- What to produce
Reproduce the lines of each of the records below verbatim, keeping every character and line in its original order.
____
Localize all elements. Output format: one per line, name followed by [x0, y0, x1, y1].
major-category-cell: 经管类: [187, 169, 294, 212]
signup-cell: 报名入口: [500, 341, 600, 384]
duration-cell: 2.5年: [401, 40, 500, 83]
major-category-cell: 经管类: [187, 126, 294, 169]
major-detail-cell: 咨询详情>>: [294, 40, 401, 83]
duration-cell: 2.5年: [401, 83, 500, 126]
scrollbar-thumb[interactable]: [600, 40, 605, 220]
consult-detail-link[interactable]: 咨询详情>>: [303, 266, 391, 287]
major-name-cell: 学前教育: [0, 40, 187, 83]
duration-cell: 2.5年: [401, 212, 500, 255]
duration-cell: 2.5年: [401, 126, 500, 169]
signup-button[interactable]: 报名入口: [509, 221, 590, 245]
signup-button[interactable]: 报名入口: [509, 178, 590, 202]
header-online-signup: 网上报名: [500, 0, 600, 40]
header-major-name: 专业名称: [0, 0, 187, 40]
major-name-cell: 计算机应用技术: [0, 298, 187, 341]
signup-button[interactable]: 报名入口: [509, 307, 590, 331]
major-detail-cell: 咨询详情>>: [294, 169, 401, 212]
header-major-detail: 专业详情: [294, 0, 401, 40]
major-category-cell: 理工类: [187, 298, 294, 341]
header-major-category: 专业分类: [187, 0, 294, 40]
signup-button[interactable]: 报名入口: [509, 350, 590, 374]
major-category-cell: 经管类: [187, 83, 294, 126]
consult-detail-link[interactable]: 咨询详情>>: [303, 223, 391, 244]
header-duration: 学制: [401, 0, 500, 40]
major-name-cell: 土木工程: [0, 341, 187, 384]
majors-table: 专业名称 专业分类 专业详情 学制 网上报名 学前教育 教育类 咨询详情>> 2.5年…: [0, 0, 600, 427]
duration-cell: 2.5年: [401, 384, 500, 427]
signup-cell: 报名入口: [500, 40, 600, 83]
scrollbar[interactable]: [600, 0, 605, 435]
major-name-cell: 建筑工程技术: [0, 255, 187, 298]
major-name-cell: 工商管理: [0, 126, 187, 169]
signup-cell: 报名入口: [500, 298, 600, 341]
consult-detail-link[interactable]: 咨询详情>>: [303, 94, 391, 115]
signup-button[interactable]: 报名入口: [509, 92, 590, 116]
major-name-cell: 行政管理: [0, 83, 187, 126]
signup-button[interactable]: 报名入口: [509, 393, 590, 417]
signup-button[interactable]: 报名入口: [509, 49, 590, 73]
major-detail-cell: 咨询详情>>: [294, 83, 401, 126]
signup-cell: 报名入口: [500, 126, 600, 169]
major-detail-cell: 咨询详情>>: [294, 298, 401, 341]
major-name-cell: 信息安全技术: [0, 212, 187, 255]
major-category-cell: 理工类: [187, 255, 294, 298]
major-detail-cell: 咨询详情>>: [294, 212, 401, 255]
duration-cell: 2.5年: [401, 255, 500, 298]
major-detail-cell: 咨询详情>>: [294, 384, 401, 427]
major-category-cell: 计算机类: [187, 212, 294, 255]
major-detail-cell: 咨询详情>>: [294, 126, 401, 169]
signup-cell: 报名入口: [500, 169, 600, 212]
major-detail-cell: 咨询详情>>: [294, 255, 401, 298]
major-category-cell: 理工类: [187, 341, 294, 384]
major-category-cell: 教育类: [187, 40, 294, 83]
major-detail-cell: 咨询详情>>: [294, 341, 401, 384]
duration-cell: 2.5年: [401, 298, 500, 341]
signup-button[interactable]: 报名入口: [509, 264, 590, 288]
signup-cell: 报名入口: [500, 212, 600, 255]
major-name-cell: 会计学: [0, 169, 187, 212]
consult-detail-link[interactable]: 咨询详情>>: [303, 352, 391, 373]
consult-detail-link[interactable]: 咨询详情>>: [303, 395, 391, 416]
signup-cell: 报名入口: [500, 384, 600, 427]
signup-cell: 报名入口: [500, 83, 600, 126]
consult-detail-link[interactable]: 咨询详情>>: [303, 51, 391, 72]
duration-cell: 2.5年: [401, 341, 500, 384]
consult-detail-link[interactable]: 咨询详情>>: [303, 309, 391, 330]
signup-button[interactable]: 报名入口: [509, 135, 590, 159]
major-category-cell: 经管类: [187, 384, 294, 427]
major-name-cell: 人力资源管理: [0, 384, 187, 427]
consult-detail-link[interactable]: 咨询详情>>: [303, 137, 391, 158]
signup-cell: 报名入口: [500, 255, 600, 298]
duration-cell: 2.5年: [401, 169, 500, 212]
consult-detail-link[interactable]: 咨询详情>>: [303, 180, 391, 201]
____
- The result
Localize all elements. Output format: one per line, name followed by [x0, y0, x1, y1].
major-category-cell: 经管类: [187, 169, 294, 212]
signup-cell: 报名入口: [500, 341, 600, 384]
duration-cell: 2.5年: [401, 40, 500, 83]
major-category-cell: 经管类: [187, 126, 294, 169]
major-detail-cell: 咨询详情>>: [294, 40, 401, 83]
duration-cell: 2.5年: [401, 83, 500, 126]
scrollbar-thumb[interactable]: [600, 40, 605, 220]
consult-detail-link[interactable]: 咨询详情>>: [303, 266, 391, 287]
major-name-cell: 学前教育: [0, 40, 187, 83]
duration-cell: 2.5年: [401, 212, 500, 255]
duration-cell: 2.5年: [401, 126, 500, 169]
signup-button[interactable]: 报名入口: [509, 221, 590, 245]
signup-button[interactable]: 报名入口: [509, 178, 590, 202]
header-online-signup: 网上报名: [500, 0, 600, 40]
header-major-name: 专业名称: [0, 0, 187, 40]
major-name-cell: 计算机应用技术: [0, 298, 187, 341]
signup-button[interactable]: 报名入口: [509, 307, 590, 331]
major-detail-cell: 咨询详情>>: [294, 169, 401, 212]
header-major-detail: 专业详情: [294, 0, 401, 40]
major-category-cell: 理工类: [187, 298, 294, 341]
header-major-category: 专业分类: [187, 0, 294, 40]
signup-button[interactable]: 报名入口: [509, 350, 590, 374]
major-category-cell: 经管类: [187, 83, 294, 126]
consult-detail-link[interactable]: 咨询详情>>: [303, 223, 391, 244]
header-duration: 学制: [401, 0, 500, 40]
major-name-cell: 土木工程: [0, 341, 187, 384]
majors-table: 专业名称 专业分类 专业详情 学制 网上报名 学前教育 教育类 咨询详情>> 2.5年…: [0, 0, 600, 427]
duration-cell: 2.5年: [401, 384, 500, 427]
signup-cell: 报名入口: [500, 40, 600, 83]
scrollbar[interactable]: [600, 0, 605, 435]
major-name-cell: 建筑工程技术: [0, 255, 187, 298]
major-name-cell: 工商管理: [0, 126, 187, 169]
signup-cell: 报名入口: [500, 298, 600, 341]
consult-detail-link[interactable]: 咨询详情>>: [303, 94, 391, 115]
signup-button[interactable]: 报名入口: [509, 92, 590, 116]
major-name-cell: 行政管理: [0, 83, 187, 126]
signup-button[interactable]: 报名入口: [509, 393, 590, 417]
signup-button[interactable]: 报名入口: [509, 49, 590, 73]
major-detail-cell: 咨询详情>>: [294, 83, 401, 126]
signup-cell: 报名入口: [500, 126, 600, 169]
major-detail-cell: 咨询详情>>: [294, 298, 401, 341]
major-name-cell: 信息安全技术: [0, 212, 187, 255]
major-category-cell: 理工类: [187, 255, 294, 298]
major-detail-cell: 咨询详情>>: [294, 212, 401, 255]
duration-cell: 2.5年: [401, 255, 500, 298]
major-detail-cell: 咨询详情>>: [294, 384, 401, 427]
major-category-cell: 计算机类: [187, 212, 294, 255]
major-detail-cell: 咨询详情>>: [294, 126, 401, 169]
signup-cell: 报名入口: [500, 169, 600, 212]
major-detail-cell: 咨询详情>>: [294, 255, 401, 298]
major-category-cell: 理工类: [187, 341, 294, 384]
major-category-cell: 教育类: [187, 40, 294, 83]
major-detail-cell: 咨询详情>>: [294, 341, 401, 384]
duration-cell: 2.5年: [401, 298, 500, 341]
signup-button[interactable]: 报名入口: [509, 264, 590, 288]
signup-cell: 报名入口: [500, 212, 600, 255]
major-name-cell: 会计学: [0, 169, 187, 212]
consult-detail-link[interactable]: 咨询详情>>: [303, 352, 391, 373]
consult-detail-link[interactable]: 咨询详情>>: [303, 395, 391, 416]
signup-cell: 报名入口: [500, 384, 600, 427]
signup-cell: 报名入口: [500, 83, 600, 126]
consult-detail-link[interactable]: 咨询详情>>: [303, 51, 391, 72]
duration-cell: 2.5年: [401, 341, 500, 384]
consult-detail-link[interactable]: 咨询详情>>: [303, 309, 391, 330]
signup-button[interactable]: 报名入口: [509, 135, 590, 159]
major-category-cell: 经管类: [187, 384, 294, 427]
major-name-cell: 人力资源管理: [0, 384, 187, 427]
consult-detail-link[interactable]: 咨询详情>>: [303, 137, 391, 158]
signup-cell: 报名入口: [500, 255, 600, 298]
duration-cell: 2.5年: [401, 169, 500, 212]
consult-detail-link[interactable]: 咨询详情>>: [303, 180, 391, 201]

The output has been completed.